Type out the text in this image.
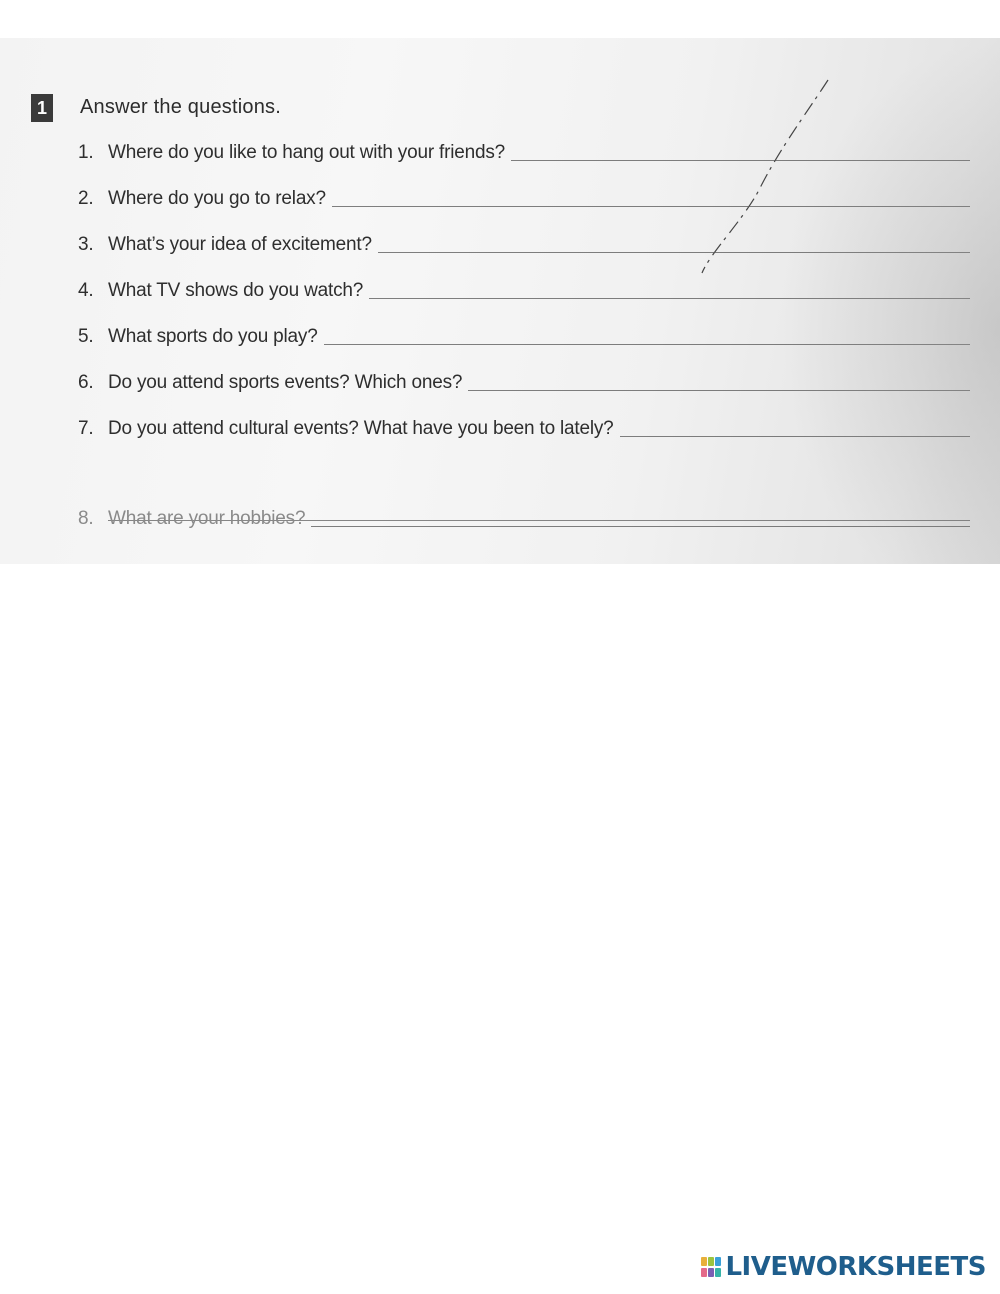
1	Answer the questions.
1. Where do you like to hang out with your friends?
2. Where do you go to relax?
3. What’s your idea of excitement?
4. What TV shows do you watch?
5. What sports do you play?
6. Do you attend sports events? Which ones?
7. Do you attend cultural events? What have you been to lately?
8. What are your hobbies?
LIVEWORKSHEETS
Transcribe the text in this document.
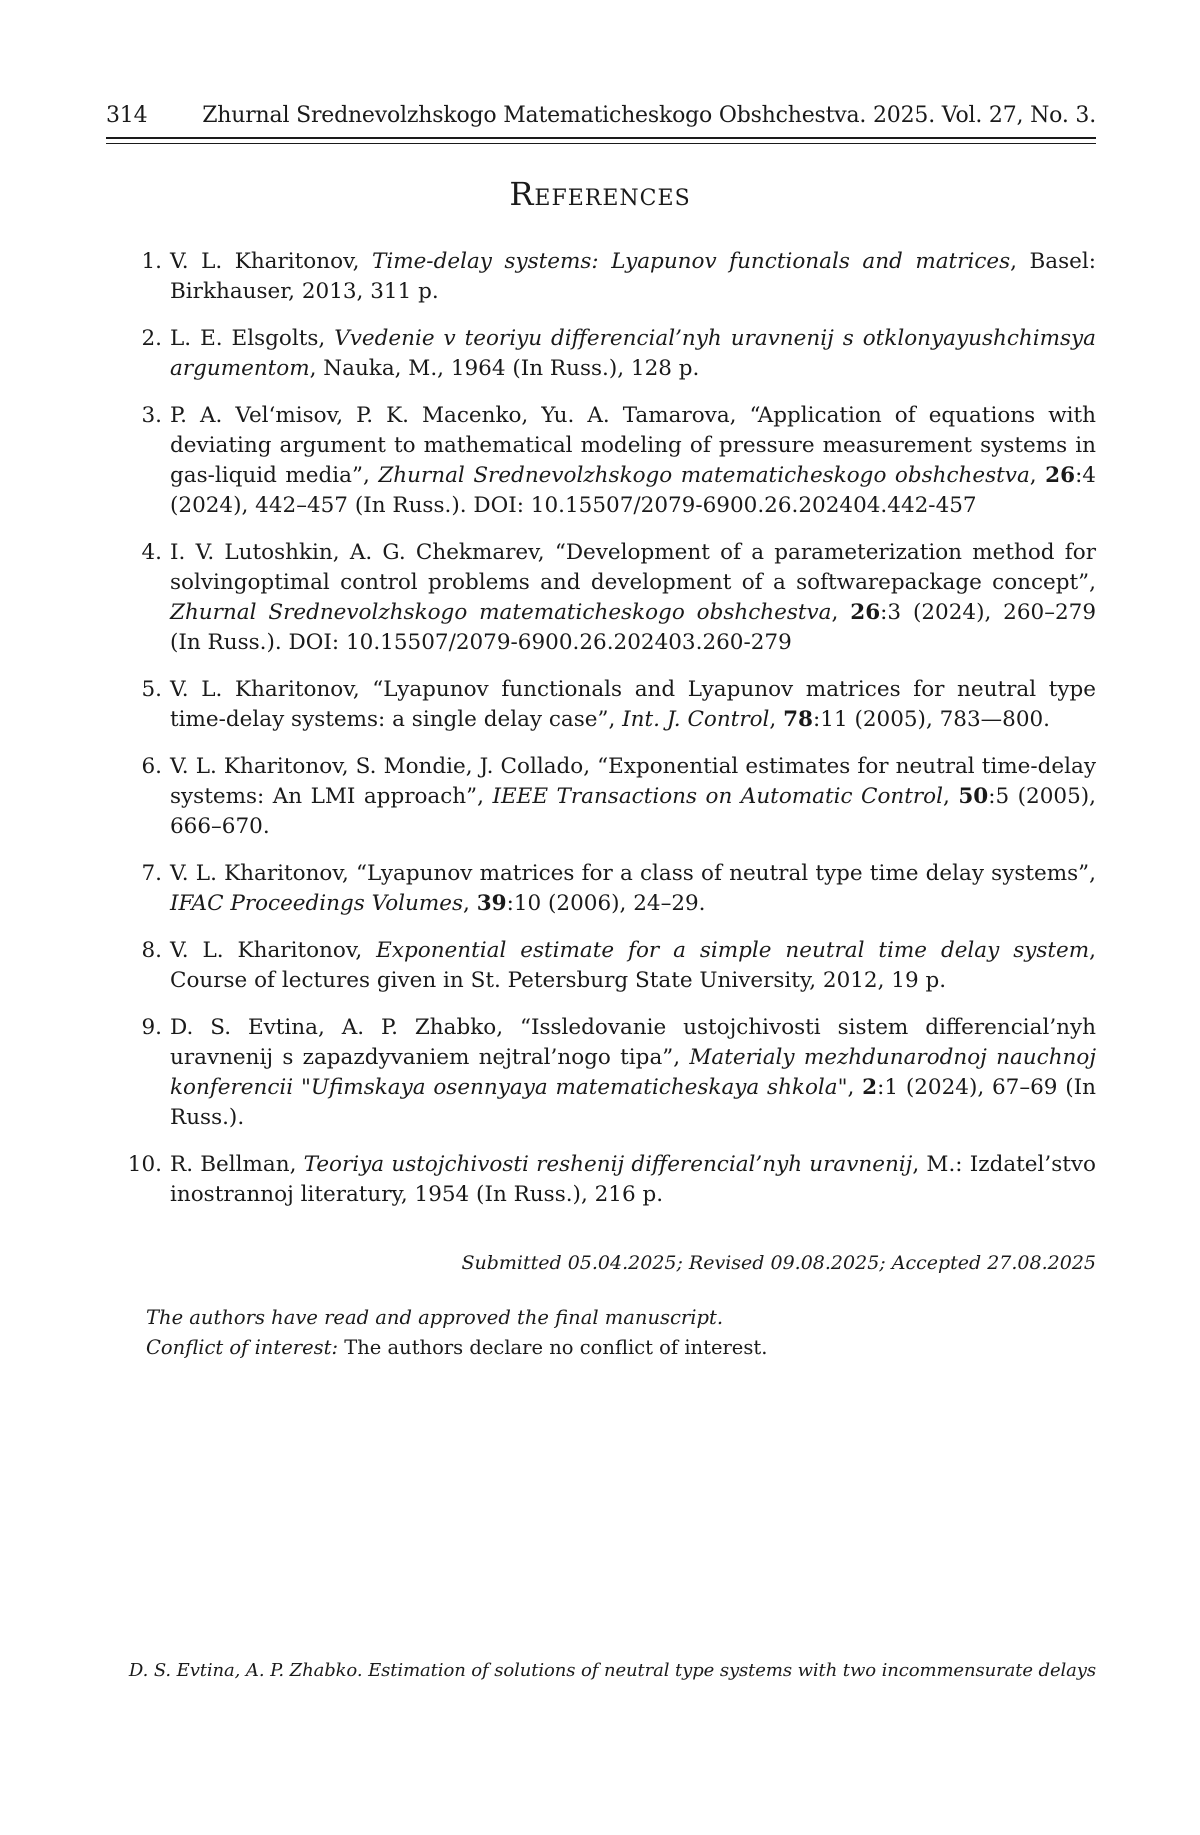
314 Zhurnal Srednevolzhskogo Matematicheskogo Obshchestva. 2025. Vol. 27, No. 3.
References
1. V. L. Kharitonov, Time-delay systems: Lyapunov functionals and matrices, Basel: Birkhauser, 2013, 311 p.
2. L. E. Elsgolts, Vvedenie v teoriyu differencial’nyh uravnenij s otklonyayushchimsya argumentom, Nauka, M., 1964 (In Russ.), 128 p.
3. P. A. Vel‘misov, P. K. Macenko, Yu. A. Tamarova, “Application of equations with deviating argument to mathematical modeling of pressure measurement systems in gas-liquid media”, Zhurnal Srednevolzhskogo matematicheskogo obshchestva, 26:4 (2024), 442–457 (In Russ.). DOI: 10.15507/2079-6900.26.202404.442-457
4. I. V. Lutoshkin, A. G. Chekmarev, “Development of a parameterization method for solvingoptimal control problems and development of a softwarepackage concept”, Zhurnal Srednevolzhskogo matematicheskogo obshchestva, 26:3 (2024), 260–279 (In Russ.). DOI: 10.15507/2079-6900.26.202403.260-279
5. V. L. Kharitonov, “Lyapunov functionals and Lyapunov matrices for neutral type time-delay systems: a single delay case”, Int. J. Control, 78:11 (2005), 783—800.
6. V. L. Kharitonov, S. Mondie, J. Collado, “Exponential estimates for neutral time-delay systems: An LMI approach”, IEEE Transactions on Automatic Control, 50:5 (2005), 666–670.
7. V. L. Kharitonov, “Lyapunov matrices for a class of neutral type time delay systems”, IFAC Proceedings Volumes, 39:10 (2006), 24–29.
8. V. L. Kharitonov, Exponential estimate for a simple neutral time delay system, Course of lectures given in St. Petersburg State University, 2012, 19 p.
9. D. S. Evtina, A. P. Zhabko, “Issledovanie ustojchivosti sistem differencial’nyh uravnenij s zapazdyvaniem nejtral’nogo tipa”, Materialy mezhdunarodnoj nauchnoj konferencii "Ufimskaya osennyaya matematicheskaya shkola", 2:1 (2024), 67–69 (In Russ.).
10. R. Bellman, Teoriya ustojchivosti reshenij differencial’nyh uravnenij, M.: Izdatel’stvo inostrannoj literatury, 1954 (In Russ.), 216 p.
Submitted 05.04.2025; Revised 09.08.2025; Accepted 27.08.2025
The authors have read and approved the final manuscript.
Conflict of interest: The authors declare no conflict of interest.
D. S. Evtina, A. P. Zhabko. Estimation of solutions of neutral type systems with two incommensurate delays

━━━━━━

◆ Short problem
Filter for "Where". Return all lines that hold it.

◆ Completed task
1. Where do you like to hang out with your friends?
2. Where do you go to relax?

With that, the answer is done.